Write out the listing below without alteration, omitting its pictures.

◆ **Dataset items**:
— Start —
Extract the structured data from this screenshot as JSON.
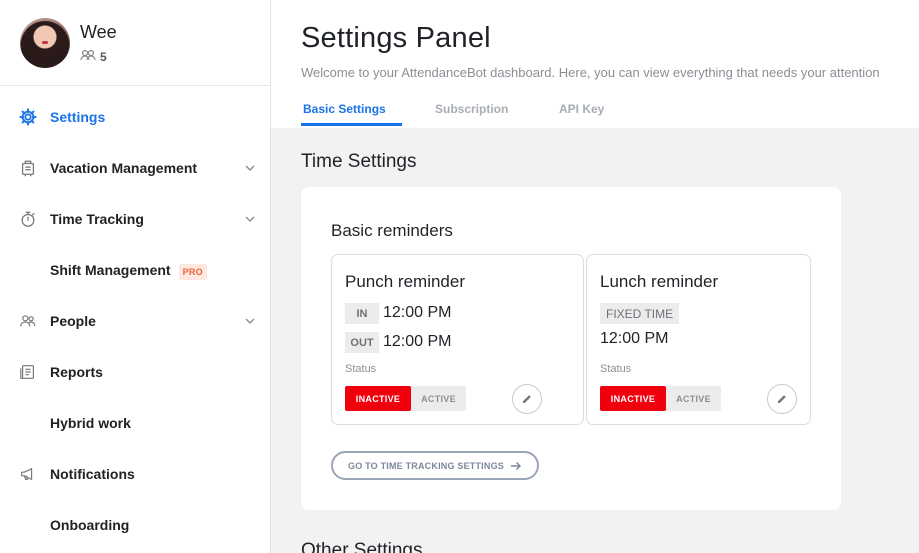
{
  "user": {
    "name": "Wee",
    "members_count": "5"
  },
  "sidebar": {
    "items": [
      {
        "label": "Settings",
        "icon": "gear-icon",
        "active": true
      },
      {
        "label": "Vacation Management",
        "icon": "luggage-icon",
        "expandable": true
      },
      {
        "label": "Time Tracking",
        "icon": "stopwatch-icon",
        "expandable": true
      },
      {
        "label": "Shift Management",
        "badge": "PRO"
      },
      {
        "label": "People",
        "icon": "people-icon",
        "expandable": true
      },
      {
        "label": "Reports",
        "icon": "report-icon"
      },
      {
        "label": "Hybrid work"
      },
      {
        "label": "Notifications",
        "icon": "megaphone-icon"
      },
      {
        "label": "Onboarding"
      }
    ]
  },
  "header": {
    "title": "Settings Panel",
    "subtitle": "Welcome to your AttendanceBot dashboard. Here, you can view everything that needs your attention",
    "tabs": [
      {
        "label": "Basic Settings",
        "active": true
      },
      {
        "label": "Subscription"
      },
      {
        "label": "API Key"
      }
    ]
  },
  "time_settings": {
    "section_title": "Time Settings",
    "card_title": "Basic reminders",
    "punch": {
      "title": "Punch reminder",
      "in_tag": "IN",
      "in_time": "12:00 PM",
      "out_tag": "OUT",
      "out_time": "12:00 PM",
      "status_label": "Status",
      "inactive": "INACTIVE",
      "active": "ACTIVE",
      "state": "inactive"
    },
    "lunch": {
      "title": "Lunch reminder",
      "tag": "FIXED TIME",
      "time": "12:00 PM",
      "status_label": "Status",
      "inactive": "INACTIVE",
      "active": "ACTIVE",
      "state": "inactive"
    },
    "go_button": "GO TO TIME TRACKING SETTINGS"
  },
  "other_section_title": "Other Settings",
  "colors": {
    "accent": "#1a73e8",
    "inactive_red": "#f0000c",
    "pro_orange": "#e8643b"
  }
}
— End —
◆ **Written response**:
Extract the structured data from this screenshot as JSON.
{
  "user": {
    "name": "Wee",
    "members_count": "5"
  },
  "sidebar": {
    "items": [
      {
        "label": "Settings",
        "icon": "gear-icon",
        "active": true
      },
      {
        "label": "Vacation Management",
        "icon": "luggage-icon",
        "expandable": true
      },
      {
        "label": "Time Tracking",
        "icon": "stopwatch-icon",
        "expandable": true
      },
      {
        "label": "Shift Management",
        "badge": "PRO"
      },
      {
        "label": "People",
        "icon": "people-icon",
        "expandable": true
      },
      {
        "label": "Reports",
        "icon": "report-icon"
      },
      {
        "label": "Hybrid work"
      },
      {
        "label": "Notifications",
        "icon": "megaphone-icon"
      },
      {
        "label": "Onboarding"
      }
    ]
  },
  "header": {
    "title": "Settings Panel",
    "subtitle": "Welcome to your AttendanceBot dashboard. Here, you can view everything that needs your attention",
    "tabs": [
      {
        "label": "Basic Settings",
        "active": true
      },
      {
        "label": "Subscription"
      },
      {
        "label": "API Key"
      }
    ]
  },
  "time_settings": {
    "section_title": "Time Settings",
    "card_title": "Basic reminders",
    "punch": {
      "title": "Punch reminder",
      "in_tag": "IN",
      "in_time": "12:00 PM",
      "out_tag": "OUT",
      "out_time": "12:00 PM",
      "status_label": "Status",
      "inactive": "INACTIVE",
      "active": "ACTIVE",
      "state": "inactive"
    },
    "lunch": {
      "title": "Lunch reminder",
      "tag": "FIXED TIME",
      "time": "12:00 PM",
      "status_label": "Status",
      "inactive": "INACTIVE",
      "active": "ACTIVE",
      "state": "inactive"
    },
    "go_button": "GO TO TIME TRACKING SETTINGS"
  },
  "other_section_title": "Other Settings",
  "colors": {
    "accent": "#1a73e8",
    "inactive_red": "#f0000c",
    "pro_orange": "#e8643b"
  }
}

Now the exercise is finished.